- TASK PROMPT: Out of all the lines below, count those with the word "color". Give the number only.

- DATA FOR THIS TASK:
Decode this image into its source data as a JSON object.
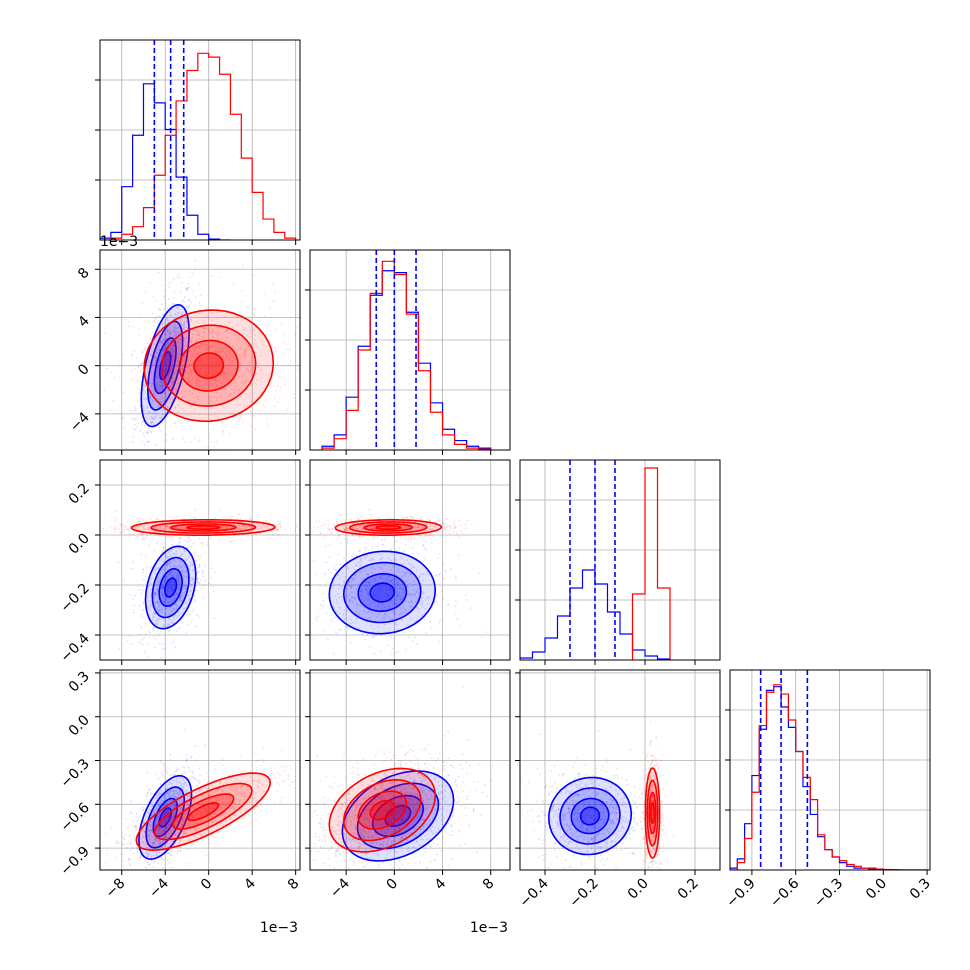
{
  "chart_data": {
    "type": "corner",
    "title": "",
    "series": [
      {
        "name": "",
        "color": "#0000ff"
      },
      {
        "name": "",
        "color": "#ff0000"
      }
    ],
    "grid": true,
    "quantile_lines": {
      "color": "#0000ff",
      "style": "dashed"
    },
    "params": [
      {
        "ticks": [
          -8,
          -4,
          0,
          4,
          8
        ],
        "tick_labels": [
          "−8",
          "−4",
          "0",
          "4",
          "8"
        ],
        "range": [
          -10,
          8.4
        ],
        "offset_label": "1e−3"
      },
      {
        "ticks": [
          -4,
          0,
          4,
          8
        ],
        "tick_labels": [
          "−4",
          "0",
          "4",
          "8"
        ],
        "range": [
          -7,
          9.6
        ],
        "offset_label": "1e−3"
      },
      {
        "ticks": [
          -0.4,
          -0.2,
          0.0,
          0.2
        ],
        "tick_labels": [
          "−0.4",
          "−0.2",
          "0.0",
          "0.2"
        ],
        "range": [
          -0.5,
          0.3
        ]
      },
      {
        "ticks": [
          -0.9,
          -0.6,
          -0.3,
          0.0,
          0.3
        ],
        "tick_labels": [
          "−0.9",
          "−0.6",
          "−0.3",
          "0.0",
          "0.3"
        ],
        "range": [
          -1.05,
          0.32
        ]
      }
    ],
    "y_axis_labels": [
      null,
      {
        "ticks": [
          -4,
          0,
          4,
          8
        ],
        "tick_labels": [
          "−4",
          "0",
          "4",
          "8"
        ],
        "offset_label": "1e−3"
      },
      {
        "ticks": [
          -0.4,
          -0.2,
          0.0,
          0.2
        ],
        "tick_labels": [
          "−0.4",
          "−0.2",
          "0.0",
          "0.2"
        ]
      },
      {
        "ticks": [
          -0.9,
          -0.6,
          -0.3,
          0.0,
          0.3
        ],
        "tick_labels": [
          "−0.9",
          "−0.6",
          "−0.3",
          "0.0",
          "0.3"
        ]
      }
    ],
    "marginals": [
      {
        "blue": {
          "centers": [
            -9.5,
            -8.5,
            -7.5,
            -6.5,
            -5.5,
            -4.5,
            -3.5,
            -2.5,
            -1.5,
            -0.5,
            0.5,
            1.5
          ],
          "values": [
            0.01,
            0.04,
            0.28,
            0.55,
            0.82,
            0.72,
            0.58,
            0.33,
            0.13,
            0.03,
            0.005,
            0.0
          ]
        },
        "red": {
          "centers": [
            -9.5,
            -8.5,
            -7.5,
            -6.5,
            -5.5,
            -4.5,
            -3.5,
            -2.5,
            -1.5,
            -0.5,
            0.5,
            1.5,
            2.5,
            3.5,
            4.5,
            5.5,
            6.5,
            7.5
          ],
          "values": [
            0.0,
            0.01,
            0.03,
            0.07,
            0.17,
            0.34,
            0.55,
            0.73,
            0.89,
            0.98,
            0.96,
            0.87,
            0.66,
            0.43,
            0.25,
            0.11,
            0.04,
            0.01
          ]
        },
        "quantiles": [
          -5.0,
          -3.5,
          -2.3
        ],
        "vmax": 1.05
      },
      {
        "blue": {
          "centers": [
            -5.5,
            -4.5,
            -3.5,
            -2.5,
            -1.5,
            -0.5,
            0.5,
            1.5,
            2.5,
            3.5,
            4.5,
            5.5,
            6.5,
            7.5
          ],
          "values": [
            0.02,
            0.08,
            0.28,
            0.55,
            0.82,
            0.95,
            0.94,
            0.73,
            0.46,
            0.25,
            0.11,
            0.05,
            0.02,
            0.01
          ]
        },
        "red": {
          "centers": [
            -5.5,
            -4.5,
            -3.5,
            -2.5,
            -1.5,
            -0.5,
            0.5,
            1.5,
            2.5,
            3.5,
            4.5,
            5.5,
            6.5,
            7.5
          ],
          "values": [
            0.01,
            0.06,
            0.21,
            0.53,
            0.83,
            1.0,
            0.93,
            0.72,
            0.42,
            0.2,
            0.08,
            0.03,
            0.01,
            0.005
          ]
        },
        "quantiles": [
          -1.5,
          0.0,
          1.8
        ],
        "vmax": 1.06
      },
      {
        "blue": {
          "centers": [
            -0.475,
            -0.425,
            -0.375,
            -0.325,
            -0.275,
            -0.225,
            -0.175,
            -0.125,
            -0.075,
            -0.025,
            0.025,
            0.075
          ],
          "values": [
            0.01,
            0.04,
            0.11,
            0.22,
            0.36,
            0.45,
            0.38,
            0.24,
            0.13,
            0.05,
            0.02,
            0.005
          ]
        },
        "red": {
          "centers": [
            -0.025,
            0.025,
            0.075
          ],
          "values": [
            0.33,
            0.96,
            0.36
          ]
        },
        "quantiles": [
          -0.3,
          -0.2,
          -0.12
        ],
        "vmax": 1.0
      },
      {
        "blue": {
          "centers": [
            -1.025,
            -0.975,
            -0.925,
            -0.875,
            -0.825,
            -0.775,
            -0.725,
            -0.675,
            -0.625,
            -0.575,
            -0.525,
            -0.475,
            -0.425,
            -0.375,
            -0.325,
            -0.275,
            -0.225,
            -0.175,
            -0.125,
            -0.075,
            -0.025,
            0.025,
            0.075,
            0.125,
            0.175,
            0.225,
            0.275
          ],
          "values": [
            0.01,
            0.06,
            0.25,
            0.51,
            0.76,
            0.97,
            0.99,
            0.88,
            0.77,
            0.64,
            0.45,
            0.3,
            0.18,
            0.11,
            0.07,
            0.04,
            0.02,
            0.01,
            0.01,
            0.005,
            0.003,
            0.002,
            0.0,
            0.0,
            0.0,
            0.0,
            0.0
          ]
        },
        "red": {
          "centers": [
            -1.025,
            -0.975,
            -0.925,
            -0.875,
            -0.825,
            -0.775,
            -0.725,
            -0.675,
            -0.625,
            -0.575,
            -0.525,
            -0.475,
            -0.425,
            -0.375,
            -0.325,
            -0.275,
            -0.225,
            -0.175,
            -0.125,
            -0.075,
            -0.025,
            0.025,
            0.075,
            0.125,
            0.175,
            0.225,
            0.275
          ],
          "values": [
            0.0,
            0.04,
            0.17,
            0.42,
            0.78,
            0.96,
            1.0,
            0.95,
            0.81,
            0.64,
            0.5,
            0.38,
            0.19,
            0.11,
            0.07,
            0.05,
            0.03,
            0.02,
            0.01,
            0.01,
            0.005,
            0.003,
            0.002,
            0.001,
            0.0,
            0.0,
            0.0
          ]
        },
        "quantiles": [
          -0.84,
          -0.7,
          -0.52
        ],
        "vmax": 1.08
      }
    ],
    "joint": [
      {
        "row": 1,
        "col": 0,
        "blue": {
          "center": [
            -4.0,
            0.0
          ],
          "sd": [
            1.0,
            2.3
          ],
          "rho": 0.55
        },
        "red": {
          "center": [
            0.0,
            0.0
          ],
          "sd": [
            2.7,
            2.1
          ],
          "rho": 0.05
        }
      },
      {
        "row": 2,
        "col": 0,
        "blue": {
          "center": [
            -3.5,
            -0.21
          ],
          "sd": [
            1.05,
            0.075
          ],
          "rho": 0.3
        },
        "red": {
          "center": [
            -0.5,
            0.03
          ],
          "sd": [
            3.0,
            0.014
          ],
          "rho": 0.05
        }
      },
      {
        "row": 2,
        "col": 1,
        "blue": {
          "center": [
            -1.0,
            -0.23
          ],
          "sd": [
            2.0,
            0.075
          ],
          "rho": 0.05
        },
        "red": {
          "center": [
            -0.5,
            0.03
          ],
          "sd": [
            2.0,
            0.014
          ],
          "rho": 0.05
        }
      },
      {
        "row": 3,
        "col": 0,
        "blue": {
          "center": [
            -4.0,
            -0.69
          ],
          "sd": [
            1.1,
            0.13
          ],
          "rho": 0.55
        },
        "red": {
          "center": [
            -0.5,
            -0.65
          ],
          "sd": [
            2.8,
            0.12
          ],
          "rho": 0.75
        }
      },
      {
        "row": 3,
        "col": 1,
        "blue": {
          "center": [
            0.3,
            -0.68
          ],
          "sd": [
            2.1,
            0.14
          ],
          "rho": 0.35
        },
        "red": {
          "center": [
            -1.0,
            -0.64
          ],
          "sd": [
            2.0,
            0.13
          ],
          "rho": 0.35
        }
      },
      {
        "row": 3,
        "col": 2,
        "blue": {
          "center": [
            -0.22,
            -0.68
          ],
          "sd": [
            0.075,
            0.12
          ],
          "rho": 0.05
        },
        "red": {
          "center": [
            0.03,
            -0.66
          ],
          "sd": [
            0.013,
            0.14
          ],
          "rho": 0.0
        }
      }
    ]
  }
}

- RESULT FOR THIS TASK: 3